[Dataset entries]
::::::::::

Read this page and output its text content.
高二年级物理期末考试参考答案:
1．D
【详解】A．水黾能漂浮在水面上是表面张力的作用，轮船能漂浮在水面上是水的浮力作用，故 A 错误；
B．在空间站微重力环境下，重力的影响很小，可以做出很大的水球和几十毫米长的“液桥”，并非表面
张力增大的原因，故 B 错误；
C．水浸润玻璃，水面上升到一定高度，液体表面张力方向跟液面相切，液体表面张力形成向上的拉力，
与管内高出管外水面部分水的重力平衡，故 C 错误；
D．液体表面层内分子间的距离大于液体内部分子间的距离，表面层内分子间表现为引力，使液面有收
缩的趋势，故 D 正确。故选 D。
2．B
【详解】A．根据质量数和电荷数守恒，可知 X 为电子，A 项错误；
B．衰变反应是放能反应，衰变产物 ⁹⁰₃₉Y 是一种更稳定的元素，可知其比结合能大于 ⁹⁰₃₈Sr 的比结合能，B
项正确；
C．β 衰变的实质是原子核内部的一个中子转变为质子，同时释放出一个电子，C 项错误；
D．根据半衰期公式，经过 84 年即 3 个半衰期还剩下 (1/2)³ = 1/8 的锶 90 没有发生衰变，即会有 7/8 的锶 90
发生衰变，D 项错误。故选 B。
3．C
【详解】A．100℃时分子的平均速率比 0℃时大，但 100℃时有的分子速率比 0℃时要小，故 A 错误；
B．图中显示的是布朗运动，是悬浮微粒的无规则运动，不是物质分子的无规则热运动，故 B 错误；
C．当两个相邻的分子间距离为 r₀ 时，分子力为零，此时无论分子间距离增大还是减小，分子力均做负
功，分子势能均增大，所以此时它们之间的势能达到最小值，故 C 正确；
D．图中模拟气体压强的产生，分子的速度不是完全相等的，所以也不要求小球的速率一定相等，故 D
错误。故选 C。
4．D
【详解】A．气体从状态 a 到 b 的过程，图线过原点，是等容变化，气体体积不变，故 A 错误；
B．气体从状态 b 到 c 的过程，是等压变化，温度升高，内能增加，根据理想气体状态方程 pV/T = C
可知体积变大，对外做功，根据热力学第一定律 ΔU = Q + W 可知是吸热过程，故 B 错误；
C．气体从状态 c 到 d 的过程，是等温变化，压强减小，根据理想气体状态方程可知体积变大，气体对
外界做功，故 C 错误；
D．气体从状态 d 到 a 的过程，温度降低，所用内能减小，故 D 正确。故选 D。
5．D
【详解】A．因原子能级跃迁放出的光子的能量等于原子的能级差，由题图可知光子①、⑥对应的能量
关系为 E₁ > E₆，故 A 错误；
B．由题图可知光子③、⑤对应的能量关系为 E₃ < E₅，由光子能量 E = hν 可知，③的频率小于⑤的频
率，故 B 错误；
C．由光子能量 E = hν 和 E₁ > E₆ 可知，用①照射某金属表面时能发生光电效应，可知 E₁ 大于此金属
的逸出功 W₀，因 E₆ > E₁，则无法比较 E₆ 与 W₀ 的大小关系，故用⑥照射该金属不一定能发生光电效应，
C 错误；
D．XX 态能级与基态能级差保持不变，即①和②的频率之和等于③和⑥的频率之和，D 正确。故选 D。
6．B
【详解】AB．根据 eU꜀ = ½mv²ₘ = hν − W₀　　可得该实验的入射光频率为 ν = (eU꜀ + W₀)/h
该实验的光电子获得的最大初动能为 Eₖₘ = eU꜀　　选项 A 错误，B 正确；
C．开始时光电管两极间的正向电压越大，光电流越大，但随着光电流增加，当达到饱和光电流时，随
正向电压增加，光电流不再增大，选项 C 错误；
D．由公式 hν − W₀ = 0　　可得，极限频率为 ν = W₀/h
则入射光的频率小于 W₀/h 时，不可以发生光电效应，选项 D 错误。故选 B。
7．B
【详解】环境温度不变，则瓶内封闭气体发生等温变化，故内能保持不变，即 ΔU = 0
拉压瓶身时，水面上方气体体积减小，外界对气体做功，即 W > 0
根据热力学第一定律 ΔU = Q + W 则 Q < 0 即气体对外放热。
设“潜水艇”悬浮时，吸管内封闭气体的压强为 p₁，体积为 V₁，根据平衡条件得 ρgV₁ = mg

::::::::::

[Direction] Reproduce each entry exactly, leaving out nothing.

[Written answer]
Read this page and output its text content.
高二年级物理期末考试参考答案:
1．D
【详解】A．水黾能漂浮在水面上是表面张力的作用，轮船能漂浮在水面上是水的浮力作用，故 A 错误；
B．在空间站微重力环境下，重力的影响很小，可以做出很大的水球和几十毫米长的“液桥”，并非表面
张力增大的原因，故 B 错误；
C．水浸润玻璃，水面上升到一定高度，液体表面张力方向跟液面相切，液体表面张力形成向上的拉力，
与管内高出管外水面部分水的重力平衡，故 C 错误；
D．液体表面层内分子间的距离大于液体内部分子间的距离，表面层内分子间表现为引力，使液面有收
缩的趋势，故 D 正确。故选 D。
2．B
【详解】A．根据质量数和电荷数守恒，可知 X 为电子，A 项错误；
B．衰变反应是放能反应，衰变产物 ⁹⁰₃₉Y 是一种更稳定的元素，可知其比结合能大于 ⁹⁰₃₈Sr 的比结合能，B
项正确；
C．β 衰变的实质是原子核内部的一个中子转变为质子，同时释放出一个电子，C 项错误；
D．根据半衰期公式，经过 84 年即 3 个半衰期还剩下 (1/2)³ = 1/8 的锶 90 没有发生衰变，即会有 7/8 的锶 90
发生衰变，D 项错误。故选 B。
3．C
【详解】A．100℃时分子的平均速率比 0℃时大，但 100℃时有的分子速率比 0℃时要小，故 A 错误；
B．图中显示的是布朗运动，是悬浮微粒的无规则运动，不是物质分子的无规则热运动，故 B 错误；
C．当两个相邻的分子间距离为 r₀ 时，分子力为零，此时无论分子间距离增大还是减小，分子力均做负
功，分子势能均增大，所以此时它们之间的势能达到最小值，故 C 正确；
D．图中模拟气体压强的产生，分子的速度不是完全相等的，所以也不要求小球的速率一定相等，故 D
错误。故选 C。
4．D
【详解】A．气体从状态 a 到 b 的过程，图线过原点，是等容变化，气体体积不变，故 A 错误；
B．气体从状态 b 到 c 的过程，是等压变化，温度升高，内能增加，根据理想气体状态方程 pV/T = C
可知体积变大，对外做功，根据热力学第一定律 ΔU = Q + W 可知是吸热过程，故 B 错误；
C．气体从状态 c 到 d 的过程，是等温变化，压强减小，根据理想气体状态方程可知体积变大，气体对
外界做功，故 C 错误；
D．气体从状态 d 到 a 的过程，温度降低，所用内能减小，故 D 正确。故选 D。
5．D
【详解】A．因原子能级跃迁放出的光子的能量等于原子的能级差，由题图可知光子①、⑥对应的能量
关系为 E₁ > E₆，故 A 错误；
B．由题图可知光子③、⑤对应的能量关系为 E₃ < E₅，由光子能量 E = hν 可知，③的频率小于⑤的频
率，故 B 错误；
C．由光子能量 E = hν 和 E₁ > E₆ 可知，用①照射某金属表面时能发生光电效应，可知 E₁ 大于此金属
的逸出功 W₀，因 E₆ > E₁，则无法比较 E₆ 与 W₀ 的大小关系，故用⑥照射该金属不一定能发生光电效应，
C 错误；
D．XX 态能级与基态能级差保持不变，即①和②的频率之和等于③和⑥的频率之和，D 正确。故选 D。
6．B
【详解】AB．根据 eU꜀ = ½mv²ₘ = hν − W₀　　可得该实验的入射光频率为 ν = (eU꜀ + W₀)/h
该实验的光电子获得的最大初动能为 Eₖₘ = eU꜀　　选项 A 错误，B 正确；
C．开始时光电管两极间的正向电压越大，光电流越大，但随着光电流增加，当达到饱和光电流时，随
正向电压增加，光电流不再增大，选项 C 错误；
D．由公式 hν − W₀ = 0　　可得，极限频率为 ν = W₀/h
则入射光的频率小于 W₀/h 时，不可以发生光电效应，选项 D 错误。故选 B。
7．B
【详解】环境温度不变，则瓶内封闭气体发生等温变化，故内能保持不变，即 ΔU = 0
拉压瓶身时，水面上方气体体积减小，外界对气体做功，即 W > 0
根据热力学第一定律 ΔU = Q + W 则 Q < 0 即气体对外放热。
设“潜水艇”悬浮时，吸管内封闭气体的压强为 p₁，体积为 V₁，根据平衡条件得 ρgV₁ = mg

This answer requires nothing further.